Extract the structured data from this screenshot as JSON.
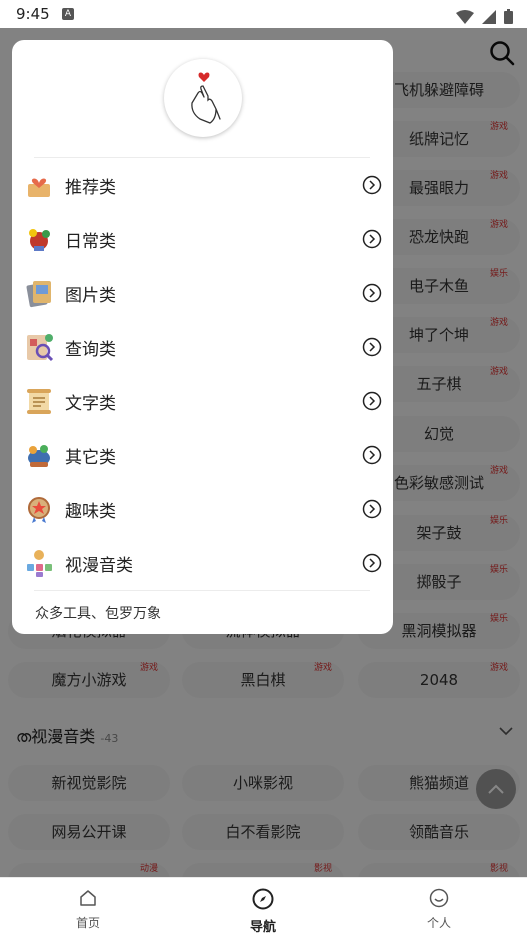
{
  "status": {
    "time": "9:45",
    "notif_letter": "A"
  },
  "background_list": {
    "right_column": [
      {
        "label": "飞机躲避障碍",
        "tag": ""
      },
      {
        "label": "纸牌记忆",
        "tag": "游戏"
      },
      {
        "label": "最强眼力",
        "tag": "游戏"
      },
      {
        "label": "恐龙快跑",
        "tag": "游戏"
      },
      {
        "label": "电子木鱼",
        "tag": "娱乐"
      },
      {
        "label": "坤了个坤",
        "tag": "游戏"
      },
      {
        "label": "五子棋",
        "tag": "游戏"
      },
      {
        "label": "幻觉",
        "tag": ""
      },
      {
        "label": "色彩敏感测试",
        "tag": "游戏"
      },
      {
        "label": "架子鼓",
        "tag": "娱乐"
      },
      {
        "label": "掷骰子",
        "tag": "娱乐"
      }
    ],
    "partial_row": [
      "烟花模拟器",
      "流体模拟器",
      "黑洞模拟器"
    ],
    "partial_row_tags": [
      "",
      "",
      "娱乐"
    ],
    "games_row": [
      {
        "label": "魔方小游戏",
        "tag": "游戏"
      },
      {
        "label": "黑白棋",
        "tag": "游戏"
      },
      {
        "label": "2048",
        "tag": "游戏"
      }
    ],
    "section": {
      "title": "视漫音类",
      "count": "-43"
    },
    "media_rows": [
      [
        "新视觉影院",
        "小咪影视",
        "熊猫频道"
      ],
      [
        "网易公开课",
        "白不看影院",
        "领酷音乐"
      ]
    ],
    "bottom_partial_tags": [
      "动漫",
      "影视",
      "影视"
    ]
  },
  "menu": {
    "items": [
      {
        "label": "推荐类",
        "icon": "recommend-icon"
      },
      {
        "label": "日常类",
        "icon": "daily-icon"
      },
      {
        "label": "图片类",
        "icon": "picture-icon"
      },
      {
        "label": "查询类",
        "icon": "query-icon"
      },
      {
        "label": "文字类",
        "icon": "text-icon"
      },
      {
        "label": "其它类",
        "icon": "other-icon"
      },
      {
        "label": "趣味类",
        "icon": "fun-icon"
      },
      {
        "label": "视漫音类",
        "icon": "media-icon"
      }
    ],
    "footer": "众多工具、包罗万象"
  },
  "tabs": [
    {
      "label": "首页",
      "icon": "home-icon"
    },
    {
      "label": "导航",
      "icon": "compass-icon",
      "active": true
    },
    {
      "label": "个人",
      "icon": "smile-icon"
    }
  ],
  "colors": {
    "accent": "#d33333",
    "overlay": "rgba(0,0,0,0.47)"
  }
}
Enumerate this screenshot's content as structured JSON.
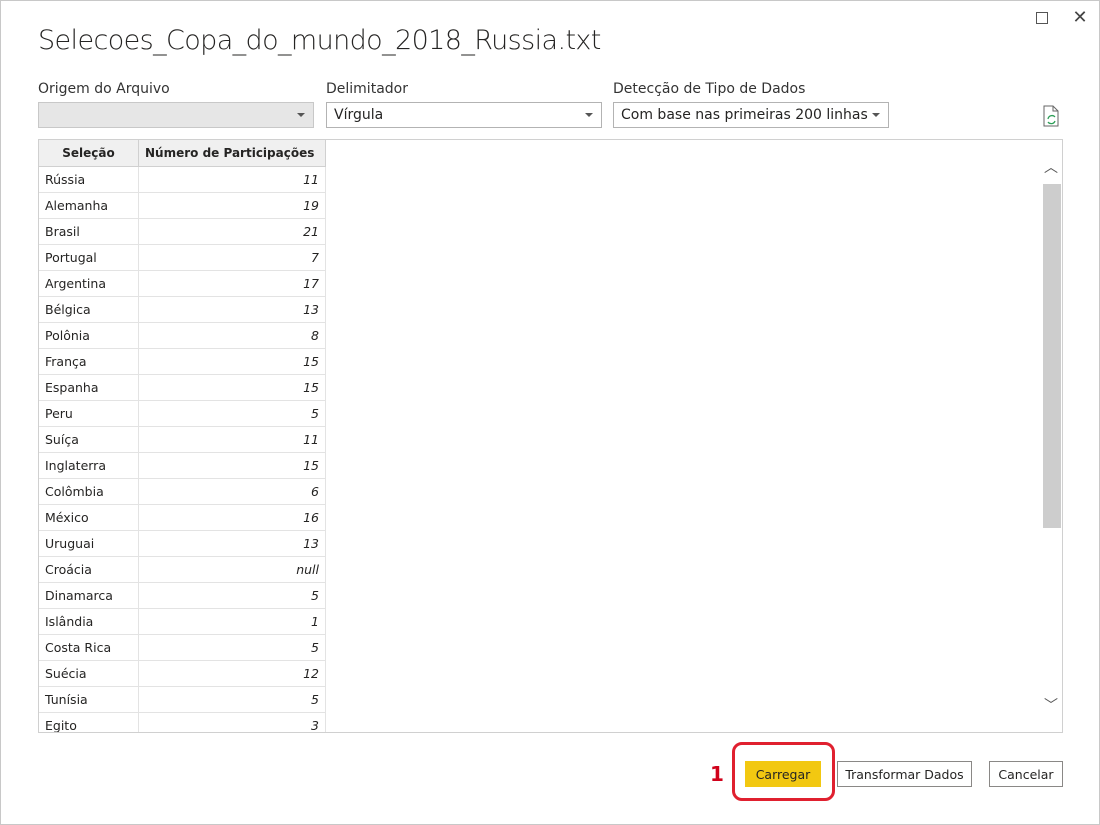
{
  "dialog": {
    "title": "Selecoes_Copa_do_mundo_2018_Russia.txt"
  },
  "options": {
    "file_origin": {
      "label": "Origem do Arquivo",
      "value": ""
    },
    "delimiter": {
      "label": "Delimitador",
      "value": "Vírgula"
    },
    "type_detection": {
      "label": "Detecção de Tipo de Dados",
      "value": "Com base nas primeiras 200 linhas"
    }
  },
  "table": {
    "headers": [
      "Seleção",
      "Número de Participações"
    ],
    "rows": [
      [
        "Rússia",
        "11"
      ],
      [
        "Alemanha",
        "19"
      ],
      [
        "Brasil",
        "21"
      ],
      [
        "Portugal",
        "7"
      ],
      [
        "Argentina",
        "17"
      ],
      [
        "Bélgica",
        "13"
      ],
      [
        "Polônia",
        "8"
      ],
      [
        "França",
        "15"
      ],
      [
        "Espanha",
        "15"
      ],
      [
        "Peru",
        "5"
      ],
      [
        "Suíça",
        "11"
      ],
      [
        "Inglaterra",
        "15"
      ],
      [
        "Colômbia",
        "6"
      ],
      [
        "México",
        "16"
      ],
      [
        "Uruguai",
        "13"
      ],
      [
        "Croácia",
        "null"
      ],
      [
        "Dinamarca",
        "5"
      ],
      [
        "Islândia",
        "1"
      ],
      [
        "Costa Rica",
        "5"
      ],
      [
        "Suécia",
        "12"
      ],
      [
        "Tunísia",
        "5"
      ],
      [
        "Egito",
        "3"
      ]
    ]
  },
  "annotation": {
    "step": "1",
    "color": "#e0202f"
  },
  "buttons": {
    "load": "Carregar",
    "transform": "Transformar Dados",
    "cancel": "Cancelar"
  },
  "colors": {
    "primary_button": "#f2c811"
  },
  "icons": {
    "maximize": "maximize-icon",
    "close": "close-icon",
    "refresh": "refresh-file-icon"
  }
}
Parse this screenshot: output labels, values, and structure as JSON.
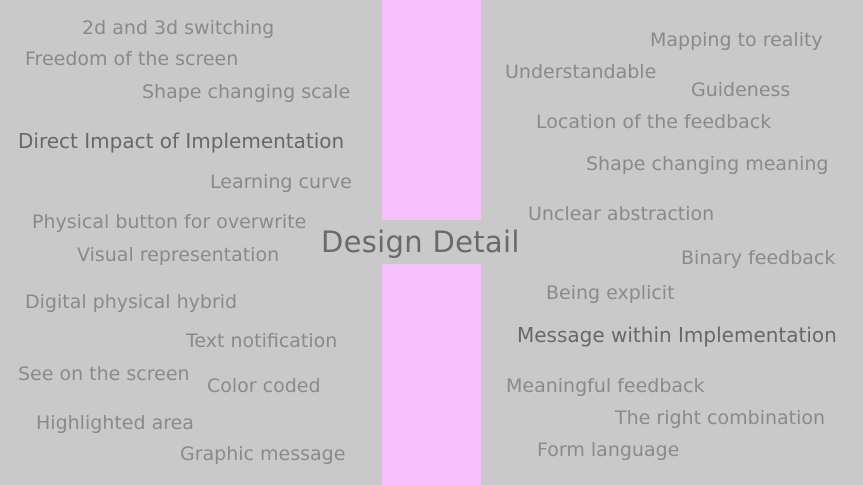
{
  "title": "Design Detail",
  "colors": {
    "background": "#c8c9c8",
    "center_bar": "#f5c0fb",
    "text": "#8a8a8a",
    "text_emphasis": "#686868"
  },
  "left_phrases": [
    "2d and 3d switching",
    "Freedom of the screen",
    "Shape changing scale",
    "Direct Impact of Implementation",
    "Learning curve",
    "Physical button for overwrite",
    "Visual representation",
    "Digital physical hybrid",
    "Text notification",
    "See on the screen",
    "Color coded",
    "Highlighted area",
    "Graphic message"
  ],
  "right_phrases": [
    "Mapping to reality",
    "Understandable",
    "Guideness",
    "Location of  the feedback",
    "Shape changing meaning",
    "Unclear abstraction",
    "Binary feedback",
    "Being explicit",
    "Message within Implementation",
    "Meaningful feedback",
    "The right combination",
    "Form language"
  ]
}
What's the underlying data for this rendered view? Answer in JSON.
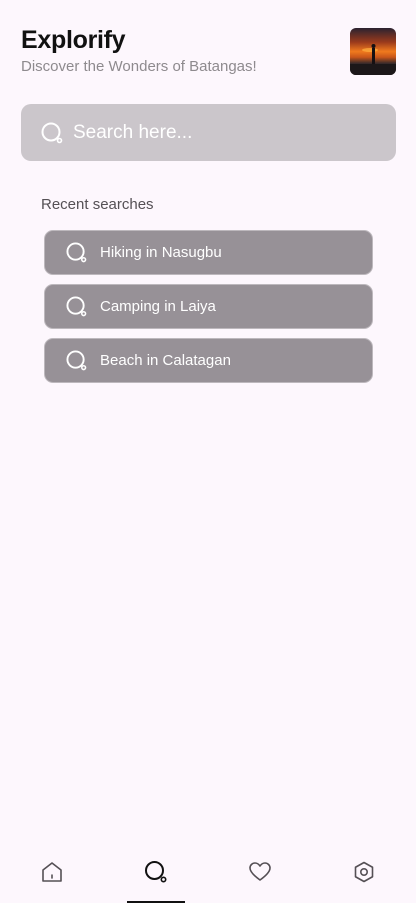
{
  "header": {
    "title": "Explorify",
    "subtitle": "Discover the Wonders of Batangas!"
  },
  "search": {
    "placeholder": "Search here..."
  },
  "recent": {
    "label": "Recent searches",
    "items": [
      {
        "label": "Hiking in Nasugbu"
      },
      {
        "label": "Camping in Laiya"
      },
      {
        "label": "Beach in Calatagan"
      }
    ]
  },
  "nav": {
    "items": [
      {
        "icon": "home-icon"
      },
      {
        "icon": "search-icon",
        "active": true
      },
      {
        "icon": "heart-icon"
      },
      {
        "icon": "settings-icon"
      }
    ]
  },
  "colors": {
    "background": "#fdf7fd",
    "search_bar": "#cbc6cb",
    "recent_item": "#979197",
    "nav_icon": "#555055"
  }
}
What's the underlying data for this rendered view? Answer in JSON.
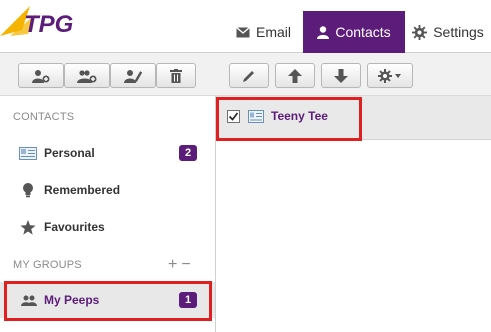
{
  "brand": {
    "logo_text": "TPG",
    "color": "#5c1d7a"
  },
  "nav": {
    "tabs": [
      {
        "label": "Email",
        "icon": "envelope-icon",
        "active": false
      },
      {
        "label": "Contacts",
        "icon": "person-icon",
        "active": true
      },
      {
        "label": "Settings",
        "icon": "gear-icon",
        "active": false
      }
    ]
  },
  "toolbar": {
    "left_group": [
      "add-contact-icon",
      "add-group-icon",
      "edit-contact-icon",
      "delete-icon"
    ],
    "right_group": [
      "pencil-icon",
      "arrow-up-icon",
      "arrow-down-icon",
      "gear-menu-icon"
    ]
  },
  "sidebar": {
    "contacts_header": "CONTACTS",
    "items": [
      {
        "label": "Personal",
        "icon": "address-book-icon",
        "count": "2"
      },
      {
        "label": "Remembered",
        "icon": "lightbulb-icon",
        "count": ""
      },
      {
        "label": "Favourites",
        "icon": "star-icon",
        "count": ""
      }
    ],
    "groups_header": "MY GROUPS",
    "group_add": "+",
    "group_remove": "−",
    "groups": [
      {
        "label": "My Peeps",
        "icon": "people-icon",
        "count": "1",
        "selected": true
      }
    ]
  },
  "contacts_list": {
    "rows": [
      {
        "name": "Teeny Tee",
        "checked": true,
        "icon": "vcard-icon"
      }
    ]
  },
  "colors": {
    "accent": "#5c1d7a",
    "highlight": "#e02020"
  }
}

**THE EXERCISE**
Would you return the data exactly as written, without the pictures?

**SOLUTION TO THE EXERCISE**
Extract the structured data from this screenshot as JSON.
{
  "status": {
    "time": "9:45",
    "notif_letter": "A"
  },
  "background_list": {
    "right_column": [
      {
        "label": "飞机躲避障碍",
        "tag": ""
      },
      {
        "label": "纸牌记忆",
        "tag": "游戏"
      },
      {
        "label": "最强眼力",
        "tag": "游戏"
      },
      {
        "label": "恐龙快跑",
        "tag": "游戏"
      },
      {
        "label": "电子木鱼",
        "tag": "娱乐"
      },
      {
        "label": "坤了个坤",
        "tag": "游戏"
      },
      {
        "label": "五子棋",
        "tag": "游戏"
      },
      {
        "label": "幻觉",
        "tag": ""
      },
      {
        "label": "色彩敏感测试",
        "tag": "游戏"
      },
      {
        "label": "架子鼓",
        "tag": "娱乐"
      },
      {
        "label": "掷骰子",
        "tag": "娱乐"
      }
    ],
    "partial_row": [
      "烟花模拟器",
      "流体模拟器",
      "黑洞模拟器"
    ],
    "partial_row_tags": [
      "",
      "",
      "娱乐"
    ],
    "games_row": [
      {
        "label": "魔方小游戏",
        "tag": "游戏"
      },
      {
        "label": "黑白棋",
        "tag": "游戏"
      },
      {
        "label": "2048",
        "tag": "游戏"
      }
    ],
    "section": {
      "title": "视漫音类",
      "count": "-43"
    },
    "media_rows": [
      [
        "新视觉影院",
        "小咪影视",
        "熊猫频道"
      ],
      [
        "网易公开课",
        "白不看影院",
        "领酷音乐"
      ]
    ],
    "bottom_partial_tags": [
      "动漫",
      "影视",
      "影视"
    ]
  },
  "menu": {
    "items": [
      {
        "label": "推荐类",
        "icon": "recommend-icon"
      },
      {
        "label": "日常类",
        "icon": "daily-icon"
      },
      {
        "label": "图片类",
        "icon": "picture-icon"
      },
      {
        "label": "查询类",
        "icon": "query-icon"
      },
      {
        "label": "文字类",
        "icon": "text-icon"
      },
      {
        "label": "其它类",
        "icon": "other-icon"
      },
      {
        "label": "趣味类",
        "icon": "fun-icon"
      },
      {
        "label": "视漫音类",
        "icon": "media-icon"
      }
    ],
    "footer": "众多工具、包罗万象"
  },
  "tabs": [
    {
      "label": "首页",
      "icon": "home-icon"
    },
    {
      "label": "导航",
      "icon": "compass-icon",
      "active": true
    },
    {
      "label": "个人",
      "icon": "smile-icon"
    }
  ],
  "colors": {
    "accent": "#d33333",
    "overlay": "rgba(0,0,0,0.47)"
  }
}
Enumerate this screenshot's content as structured JSON.
{
  "dialog": {
    "title": "Selecoes_Copa_do_mundo_2018_Russia.txt"
  },
  "options": {
    "file_origin": {
      "label": "Origem do Arquivo",
      "value": ""
    },
    "delimiter": {
      "label": "Delimitador",
      "value": "Vírgula"
    },
    "type_detection": {
      "label": "Detecção de Tipo de Dados",
      "value": "Com base nas primeiras 200 linhas"
    }
  },
  "table": {
    "headers": [
      "Seleção",
      "Número de Participações"
    ],
    "rows": [
      [
        "Rússia",
        "11"
      ],
      [
        "Alemanha",
        "19"
      ],
      [
        "Brasil",
        "21"
      ],
      [
        "Portugal",
        "7"
      ],
      [
        "Argentina",
        "17"
      ],
      [
        "Bélgica",
        "13"
      ],
      [
        "Polônia",
        "8"
      ],
      [
        "França",
        "15"
      ],
      [
        "Espanha",
        "15"
      ],
      [
        "Peru",
        "5"
      ],
      [
        "Suíça",
        "11"
      ],
      [
        "Inglaterra",
        "15"
      ],
      [
        "Colômbia",
        "6"
      ],
      [
        "México",
        "16"
      ],
      [
        "Uruguai",
        "13"
      ],
      [
        "Croácia",
        "null"
      ],
      [
        "Dinamarca",
        "5"
      ],
      [
        "Islândia",
        "1"
      ],
      [
        "Costa Rica",
        "5"
      ],
      [
        "Suécia",
        "12"
      ],
      [
        "Tunísia",
        "5"
      ],
      [
        "Egito",
        "3"
      ]
    ]
  },
  "annotation": {
    "step": "1",
    "color": "#e0202f"
  },
  "buttons": {
    "load": "Carregar",
    "transform": "Transformar Dados",
    "cancel": "Cancelar"
  },
  "colors": {
    "primary_button": "#f2c811"
  },
  "icons": {
    "maximize": "maximize-icon",
    "close": "close-icon",
    "refresh": "refresh-file-icon"
  }
}
Parse this screenshot: output labels, values, and structure as JSON.
{
  "title": "Design Detail",
  "colors": {
    "background": "#c8c9c8",
    "center_bar": "#f5c0fb",
    "text": "#8a8a8a",
    "text_emphasis": "#686868"
  },
  "left_phrases": [
    "2d and 3d switching",
    "Freedom of the screen",
    "Shape changing scale",
    "Direct Impact of Implementation",
    "Learning curve",
    "Physical button for overwrite",
    "Visual representation",
    "Digital physical hybrid",
    "Text notification",
    "See on the screen",
    "Color coded",
    "Highlighted area",
    "Graphic message"
  ],
  "right_phrases": [
    "Mapping to reality",
    "Understandable",
    "Guideness",
    "Location of  the feedback",
    "Shape changing meaning",
    "Unclear abstraction",
    "Binary feedback",
    "Being explicit",
    "Message within Implementation",
    "Meaningful feedback",
    "The right combination",
    "Form language"
  ]
}
What's the underlying data for this rendered view? Answer in JSON.
{
  "header": {
    "title": "Explorify",
    "subtitle": "Discover the Wonders of Batangas!"
  },
  "search": {
    "placeholder": "Search here..."
  },
  "recent": {
    "label": "Recent searches",
    "items": [
      {
        "label": "Hiking in Nasugbu"
      },
      {
        "label": "Camping in Laiya"
      },
      {
        "label": "Beach in Calatagan"
      }
    ]
  },
  "nav": {
    "items": [
      {
        "icon": "home-icon"
      },
      {
        "icon": "search-icon",
        "active": true
      },
      {
        "icon": "heart-icon"
      },
      {
        "icon": "settings-icon"
      }
    ]
  },
  "colors": {
    "background": "#fdf7fd",
    "search_bar": "#cbc6cb",
    "recent_item": "#979197",
    "nav_icon": "#555055"
  }
}
What's the underlying data for this rendered view? Answer in JSON.
{
  "brand": {
    "logo_text": "TPG",
    "color": "#5c1d7a"
  },
  "nav": {
    "tabs": [
      {
        "label": "Email",
        "icon": "envelope-icon",
        "active": false
      },
      {
        "label": "Contacts",
        "icon": "person-icon",
        "active": true
      },
      {
        "label": "Settings",
        "icon": "gear-icon",
        "active": false
      }
    ]
  },
  "toolbar": {
    "left_group": [
      "add-contact-icon",
      "add-group-icon",
      "edit-contact-icon",
      "delete-icon"
    ],
    "right_group": [
      "pencil-icon",
      "arrow-up-icon",
      "arrow-down-icon",
      "gear-menu-icon"
    ]
  },
  "sidebar": {
    "contacts_header": "CONTACTS",
    "items": [
      {
        "label": "Personal",
        "icon": "address-book-icon",
        "count": "2"
      },
      {
        "label": "Remembered",
        "icon": "lightbulb-icon",
        "count": ""
      },
      {
        "label": "Favourites",
        "icon": "star-icon",
        "count": ""
      }
    ],
    "groups_header": "MY GROUPS",
    "group_add": "+",
    "group_remove": "−",
    "groups": [
      {
        "label": "My Peeps",
        "icon": "people-icon",
        "count": "1",
        "selected": true
      }
    ]
  },
  "contacts_list": {
    "rows": [
      {
        "name": "Teeny Tee",
        "checked": true,
        "icon": "vcard-icon"
      }
    ]
  },
  "colors": {
    "accent": "#5c1d7a",
    "highlight": "#e02020"
  }
}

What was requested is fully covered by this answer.